> Work instructions
Transcribe the full listing below exactly.

> Records
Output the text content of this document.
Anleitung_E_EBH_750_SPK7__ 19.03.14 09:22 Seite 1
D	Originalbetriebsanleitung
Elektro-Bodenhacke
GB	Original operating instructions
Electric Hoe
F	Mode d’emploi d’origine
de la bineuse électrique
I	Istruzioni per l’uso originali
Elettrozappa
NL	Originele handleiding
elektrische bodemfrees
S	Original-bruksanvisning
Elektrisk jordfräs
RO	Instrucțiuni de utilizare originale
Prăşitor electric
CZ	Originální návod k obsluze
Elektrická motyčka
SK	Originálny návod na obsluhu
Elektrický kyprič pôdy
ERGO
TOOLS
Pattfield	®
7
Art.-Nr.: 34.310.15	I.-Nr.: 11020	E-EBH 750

> Expected answer
Output the text content of this document.
Anleitung_E_EBH_750_SPK7__ 19.03.14 09:22 Seite 1
D	Originalbetriebsanleitung
Elektro-Bodenhacke
GB	Original operating instructions
Electric Hoe
F	Mode d’emploi d’origine
de la bineuse électrique
I	Istruzioni per l’uso originali
Elettrozappa
NL	Originele handleiding
elektrische bodemfrees
S	Original-bruksanvisning
Elektrisk jordfräs
RO	Instrucțiuni de utilizare originale
Prăşitor electric
CZ	Originální návod k obsluze
Elektrická motyčka
SK	Originálny návod na obsluhu
Elektrický kyprič pôdy
ERGO
TOOLS
Pattfield	®
7
Art.-Nr.: 34.310.15	I.-Nr.: 11020	E-EBH 750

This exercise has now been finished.